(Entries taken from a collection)
++++

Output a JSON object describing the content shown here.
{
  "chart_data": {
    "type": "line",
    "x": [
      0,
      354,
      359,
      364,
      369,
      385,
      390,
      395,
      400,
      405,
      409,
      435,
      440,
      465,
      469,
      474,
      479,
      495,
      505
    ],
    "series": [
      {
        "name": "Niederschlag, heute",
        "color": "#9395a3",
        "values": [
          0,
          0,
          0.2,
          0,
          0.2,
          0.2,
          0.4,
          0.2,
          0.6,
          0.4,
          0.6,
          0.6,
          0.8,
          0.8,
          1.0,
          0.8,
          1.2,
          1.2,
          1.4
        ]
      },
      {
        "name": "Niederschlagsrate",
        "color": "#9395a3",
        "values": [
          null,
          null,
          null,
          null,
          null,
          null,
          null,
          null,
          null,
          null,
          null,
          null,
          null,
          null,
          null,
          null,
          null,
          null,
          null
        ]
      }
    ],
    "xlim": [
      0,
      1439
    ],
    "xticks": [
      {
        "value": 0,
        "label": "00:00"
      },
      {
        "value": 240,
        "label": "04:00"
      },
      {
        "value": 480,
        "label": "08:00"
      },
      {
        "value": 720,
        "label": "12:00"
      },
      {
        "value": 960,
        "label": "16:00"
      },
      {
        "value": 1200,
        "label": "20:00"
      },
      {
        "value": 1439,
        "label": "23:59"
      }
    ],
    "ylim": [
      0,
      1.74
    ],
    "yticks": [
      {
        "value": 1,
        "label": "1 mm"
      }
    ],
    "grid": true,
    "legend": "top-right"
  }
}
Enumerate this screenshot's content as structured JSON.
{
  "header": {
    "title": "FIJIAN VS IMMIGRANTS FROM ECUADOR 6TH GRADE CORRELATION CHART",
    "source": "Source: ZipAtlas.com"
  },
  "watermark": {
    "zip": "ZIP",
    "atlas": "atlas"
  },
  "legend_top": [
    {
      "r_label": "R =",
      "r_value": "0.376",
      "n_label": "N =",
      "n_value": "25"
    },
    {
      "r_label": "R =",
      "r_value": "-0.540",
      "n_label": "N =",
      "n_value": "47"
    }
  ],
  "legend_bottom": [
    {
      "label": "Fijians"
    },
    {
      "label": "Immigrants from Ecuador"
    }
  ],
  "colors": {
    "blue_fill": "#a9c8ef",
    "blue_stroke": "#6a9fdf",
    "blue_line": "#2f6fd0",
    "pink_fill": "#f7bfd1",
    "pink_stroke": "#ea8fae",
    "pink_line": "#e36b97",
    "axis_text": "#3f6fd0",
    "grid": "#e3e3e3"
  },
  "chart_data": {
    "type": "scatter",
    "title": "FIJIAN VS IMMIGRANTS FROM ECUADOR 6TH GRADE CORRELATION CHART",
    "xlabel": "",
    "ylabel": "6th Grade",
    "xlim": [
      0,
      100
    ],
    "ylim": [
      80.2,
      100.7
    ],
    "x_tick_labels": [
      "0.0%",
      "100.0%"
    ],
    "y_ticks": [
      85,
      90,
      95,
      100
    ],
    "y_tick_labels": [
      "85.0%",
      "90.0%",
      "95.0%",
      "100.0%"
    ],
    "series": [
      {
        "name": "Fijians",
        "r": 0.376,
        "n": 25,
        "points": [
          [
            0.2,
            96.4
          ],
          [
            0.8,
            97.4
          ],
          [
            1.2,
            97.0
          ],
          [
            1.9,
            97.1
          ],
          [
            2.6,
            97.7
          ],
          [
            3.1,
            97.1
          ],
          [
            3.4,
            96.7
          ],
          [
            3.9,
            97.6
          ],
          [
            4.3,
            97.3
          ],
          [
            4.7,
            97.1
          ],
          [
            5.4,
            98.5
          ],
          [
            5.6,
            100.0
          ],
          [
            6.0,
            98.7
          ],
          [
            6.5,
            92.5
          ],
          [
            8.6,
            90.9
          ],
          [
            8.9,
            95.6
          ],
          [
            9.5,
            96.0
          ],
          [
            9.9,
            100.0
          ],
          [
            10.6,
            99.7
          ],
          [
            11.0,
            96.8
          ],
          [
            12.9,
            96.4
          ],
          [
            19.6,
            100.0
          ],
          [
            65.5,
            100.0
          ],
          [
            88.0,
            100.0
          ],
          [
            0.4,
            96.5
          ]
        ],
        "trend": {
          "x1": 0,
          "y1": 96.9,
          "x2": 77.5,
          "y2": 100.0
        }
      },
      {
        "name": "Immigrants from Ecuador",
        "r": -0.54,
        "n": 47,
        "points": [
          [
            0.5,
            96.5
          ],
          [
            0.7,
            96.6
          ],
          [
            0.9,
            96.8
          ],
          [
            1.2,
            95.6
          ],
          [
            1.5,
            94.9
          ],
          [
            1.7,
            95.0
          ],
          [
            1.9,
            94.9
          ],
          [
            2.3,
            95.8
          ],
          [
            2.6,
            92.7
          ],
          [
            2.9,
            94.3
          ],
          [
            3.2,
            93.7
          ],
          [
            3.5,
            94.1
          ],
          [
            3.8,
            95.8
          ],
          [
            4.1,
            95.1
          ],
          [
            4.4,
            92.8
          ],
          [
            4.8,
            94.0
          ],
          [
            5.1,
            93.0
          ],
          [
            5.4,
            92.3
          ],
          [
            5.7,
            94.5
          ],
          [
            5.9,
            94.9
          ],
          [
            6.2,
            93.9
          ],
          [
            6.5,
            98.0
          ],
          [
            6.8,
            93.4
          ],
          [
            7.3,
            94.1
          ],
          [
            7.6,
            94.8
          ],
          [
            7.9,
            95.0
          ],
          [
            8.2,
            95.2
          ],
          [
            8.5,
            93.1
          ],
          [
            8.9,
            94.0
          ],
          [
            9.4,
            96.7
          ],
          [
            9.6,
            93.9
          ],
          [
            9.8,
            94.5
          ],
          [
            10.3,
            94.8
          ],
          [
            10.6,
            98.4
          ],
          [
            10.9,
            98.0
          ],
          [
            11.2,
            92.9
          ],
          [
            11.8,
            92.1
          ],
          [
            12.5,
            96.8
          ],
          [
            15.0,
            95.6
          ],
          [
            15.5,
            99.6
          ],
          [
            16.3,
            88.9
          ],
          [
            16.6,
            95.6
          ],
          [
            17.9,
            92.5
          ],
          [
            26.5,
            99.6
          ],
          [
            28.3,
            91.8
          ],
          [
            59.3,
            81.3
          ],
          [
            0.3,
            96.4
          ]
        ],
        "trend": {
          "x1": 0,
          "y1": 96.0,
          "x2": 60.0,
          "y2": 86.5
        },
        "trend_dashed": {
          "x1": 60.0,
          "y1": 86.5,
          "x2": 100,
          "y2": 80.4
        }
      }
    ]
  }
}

++++

## [Task description]
Which lines of the material contain the string "name"? List each of them.

## [Correct answer]
        "name": "Niederschlag, heute",
        "name": "Niederschlagsrate",
        "name": "Fijians",
        "name": "Immigrants from Ecuador",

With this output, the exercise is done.